Raw data →
--- --- ---

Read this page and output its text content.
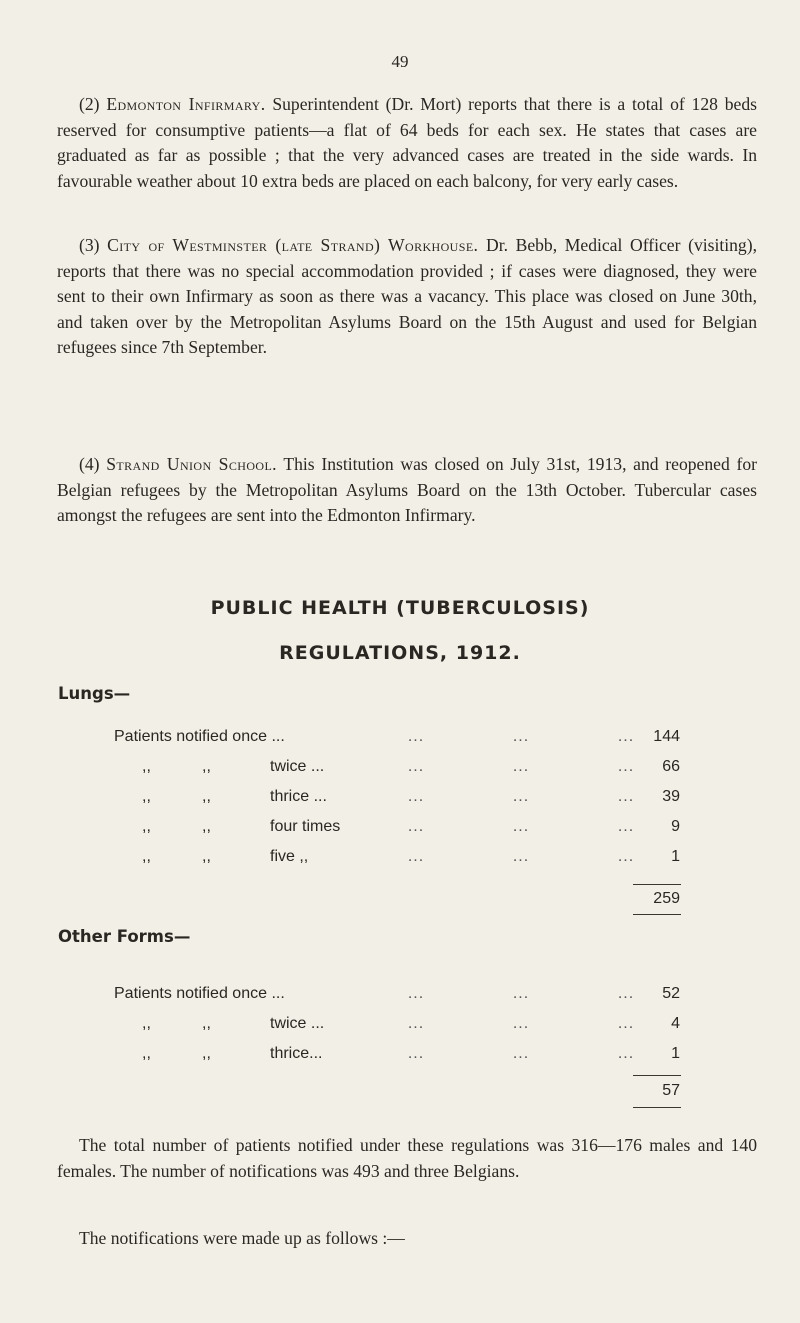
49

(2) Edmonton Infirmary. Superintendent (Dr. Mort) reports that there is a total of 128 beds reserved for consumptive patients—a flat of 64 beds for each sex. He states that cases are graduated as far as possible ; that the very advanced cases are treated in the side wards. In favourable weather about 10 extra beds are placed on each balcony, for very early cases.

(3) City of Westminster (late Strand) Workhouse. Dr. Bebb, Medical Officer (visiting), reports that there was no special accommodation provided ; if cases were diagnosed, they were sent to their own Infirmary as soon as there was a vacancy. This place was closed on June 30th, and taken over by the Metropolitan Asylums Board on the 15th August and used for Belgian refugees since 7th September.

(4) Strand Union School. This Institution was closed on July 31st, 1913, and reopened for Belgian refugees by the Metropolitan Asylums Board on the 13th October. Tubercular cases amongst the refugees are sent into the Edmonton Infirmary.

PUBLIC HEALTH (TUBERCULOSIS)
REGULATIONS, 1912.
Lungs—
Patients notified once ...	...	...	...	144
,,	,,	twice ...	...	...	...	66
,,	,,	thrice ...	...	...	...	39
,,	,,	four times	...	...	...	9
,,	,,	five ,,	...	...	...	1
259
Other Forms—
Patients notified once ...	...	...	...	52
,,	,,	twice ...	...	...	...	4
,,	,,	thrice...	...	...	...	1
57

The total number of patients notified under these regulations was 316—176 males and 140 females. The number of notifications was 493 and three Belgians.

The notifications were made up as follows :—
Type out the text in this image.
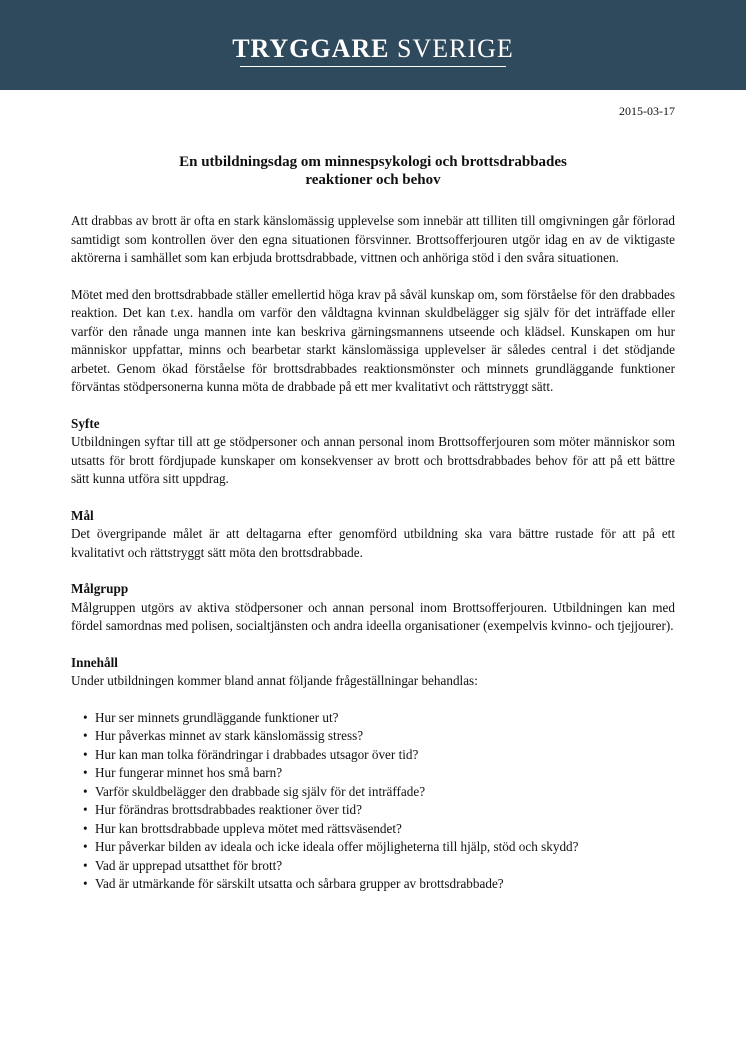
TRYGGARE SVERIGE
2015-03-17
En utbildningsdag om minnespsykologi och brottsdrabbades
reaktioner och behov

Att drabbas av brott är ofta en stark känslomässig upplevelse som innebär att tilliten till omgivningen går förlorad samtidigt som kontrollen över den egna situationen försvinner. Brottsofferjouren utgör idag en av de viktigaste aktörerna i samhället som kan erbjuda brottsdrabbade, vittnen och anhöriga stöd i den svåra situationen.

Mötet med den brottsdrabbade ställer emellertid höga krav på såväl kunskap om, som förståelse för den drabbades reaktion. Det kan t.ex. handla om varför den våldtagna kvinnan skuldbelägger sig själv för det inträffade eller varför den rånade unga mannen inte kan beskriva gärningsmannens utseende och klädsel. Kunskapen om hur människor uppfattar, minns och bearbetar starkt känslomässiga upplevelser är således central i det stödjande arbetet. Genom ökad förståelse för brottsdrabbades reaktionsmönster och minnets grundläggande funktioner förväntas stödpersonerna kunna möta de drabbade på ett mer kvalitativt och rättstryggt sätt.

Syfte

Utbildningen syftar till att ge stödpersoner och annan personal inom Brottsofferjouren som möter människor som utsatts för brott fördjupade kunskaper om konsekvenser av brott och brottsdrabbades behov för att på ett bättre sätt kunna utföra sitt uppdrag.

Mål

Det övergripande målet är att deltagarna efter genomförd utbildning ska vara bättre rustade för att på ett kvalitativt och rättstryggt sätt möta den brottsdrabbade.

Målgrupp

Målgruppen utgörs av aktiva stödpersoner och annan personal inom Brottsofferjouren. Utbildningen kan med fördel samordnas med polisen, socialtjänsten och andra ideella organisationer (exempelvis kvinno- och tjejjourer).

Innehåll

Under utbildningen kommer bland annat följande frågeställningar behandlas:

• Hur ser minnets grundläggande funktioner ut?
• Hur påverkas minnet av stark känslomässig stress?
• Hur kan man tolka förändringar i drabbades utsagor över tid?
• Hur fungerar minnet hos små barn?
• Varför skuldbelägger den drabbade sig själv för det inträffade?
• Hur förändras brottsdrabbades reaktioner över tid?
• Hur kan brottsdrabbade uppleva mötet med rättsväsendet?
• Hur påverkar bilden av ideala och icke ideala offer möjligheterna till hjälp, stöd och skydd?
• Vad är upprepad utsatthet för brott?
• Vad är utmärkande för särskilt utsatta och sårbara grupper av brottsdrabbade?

--- --- ---

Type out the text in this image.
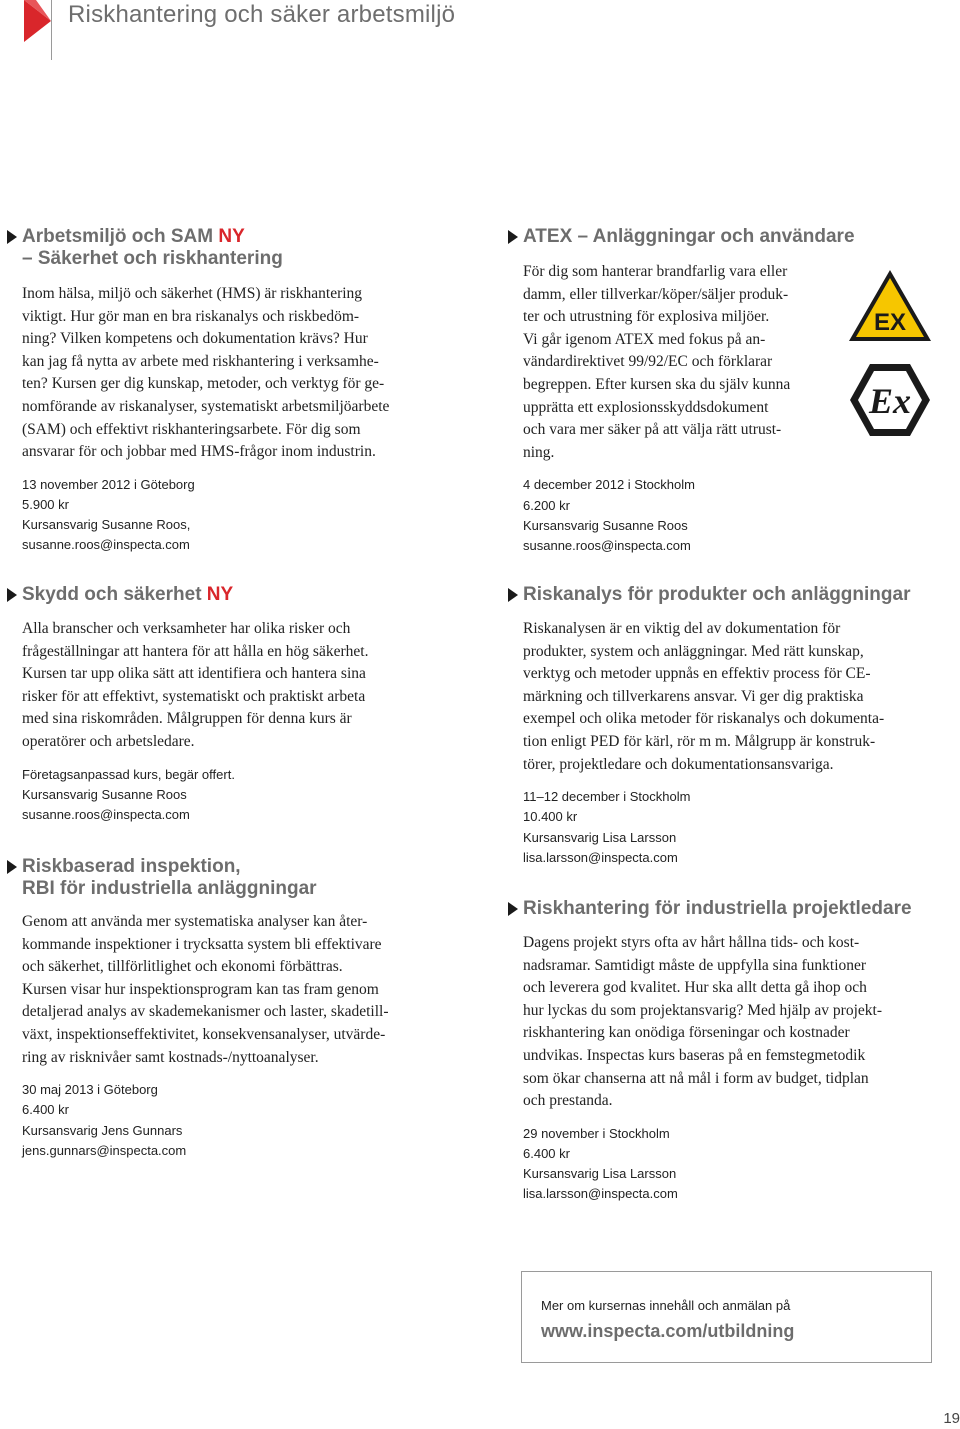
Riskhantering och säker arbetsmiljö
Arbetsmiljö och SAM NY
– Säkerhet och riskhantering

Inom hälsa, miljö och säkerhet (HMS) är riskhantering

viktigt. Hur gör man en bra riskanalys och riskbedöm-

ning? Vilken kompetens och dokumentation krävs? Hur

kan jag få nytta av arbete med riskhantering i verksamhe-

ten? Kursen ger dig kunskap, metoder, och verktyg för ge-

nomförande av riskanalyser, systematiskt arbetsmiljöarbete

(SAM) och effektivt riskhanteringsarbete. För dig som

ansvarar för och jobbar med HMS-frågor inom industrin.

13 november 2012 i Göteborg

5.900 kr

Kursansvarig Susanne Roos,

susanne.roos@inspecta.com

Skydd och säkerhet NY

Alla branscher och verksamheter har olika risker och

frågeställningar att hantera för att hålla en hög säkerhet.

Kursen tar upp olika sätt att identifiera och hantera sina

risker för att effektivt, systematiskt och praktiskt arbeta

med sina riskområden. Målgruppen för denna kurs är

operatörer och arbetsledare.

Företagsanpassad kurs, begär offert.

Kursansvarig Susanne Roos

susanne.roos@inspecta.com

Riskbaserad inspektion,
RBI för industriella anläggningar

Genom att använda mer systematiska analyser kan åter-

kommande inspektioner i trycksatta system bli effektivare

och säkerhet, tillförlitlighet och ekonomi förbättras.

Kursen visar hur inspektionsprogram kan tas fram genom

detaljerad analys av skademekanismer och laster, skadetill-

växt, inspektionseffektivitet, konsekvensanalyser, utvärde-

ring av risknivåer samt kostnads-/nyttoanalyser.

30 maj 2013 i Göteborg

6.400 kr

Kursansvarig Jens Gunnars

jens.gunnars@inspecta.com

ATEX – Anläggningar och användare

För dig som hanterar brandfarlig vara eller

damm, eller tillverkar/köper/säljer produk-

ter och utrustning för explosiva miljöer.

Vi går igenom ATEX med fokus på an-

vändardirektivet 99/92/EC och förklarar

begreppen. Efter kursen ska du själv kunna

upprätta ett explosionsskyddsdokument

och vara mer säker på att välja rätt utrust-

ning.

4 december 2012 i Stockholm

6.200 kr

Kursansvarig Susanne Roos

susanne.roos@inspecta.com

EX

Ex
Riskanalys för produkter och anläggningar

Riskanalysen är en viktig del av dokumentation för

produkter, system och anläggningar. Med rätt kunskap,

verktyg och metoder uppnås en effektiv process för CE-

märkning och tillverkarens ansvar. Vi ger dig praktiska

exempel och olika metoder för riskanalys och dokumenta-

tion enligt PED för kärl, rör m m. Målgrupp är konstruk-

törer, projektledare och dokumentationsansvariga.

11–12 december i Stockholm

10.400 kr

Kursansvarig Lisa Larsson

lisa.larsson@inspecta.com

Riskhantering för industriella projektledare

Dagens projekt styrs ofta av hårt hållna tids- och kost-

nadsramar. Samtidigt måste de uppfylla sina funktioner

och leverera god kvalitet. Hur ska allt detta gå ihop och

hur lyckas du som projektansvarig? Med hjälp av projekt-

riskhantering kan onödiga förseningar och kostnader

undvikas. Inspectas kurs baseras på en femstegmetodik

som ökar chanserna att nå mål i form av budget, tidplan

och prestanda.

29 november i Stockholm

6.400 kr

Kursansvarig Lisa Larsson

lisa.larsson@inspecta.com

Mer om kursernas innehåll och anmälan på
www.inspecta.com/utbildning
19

--- --- ---

Activity → Every line in the records above with "hjälp" in it adds one to the count; give that count and nothing else.

Written solution → 2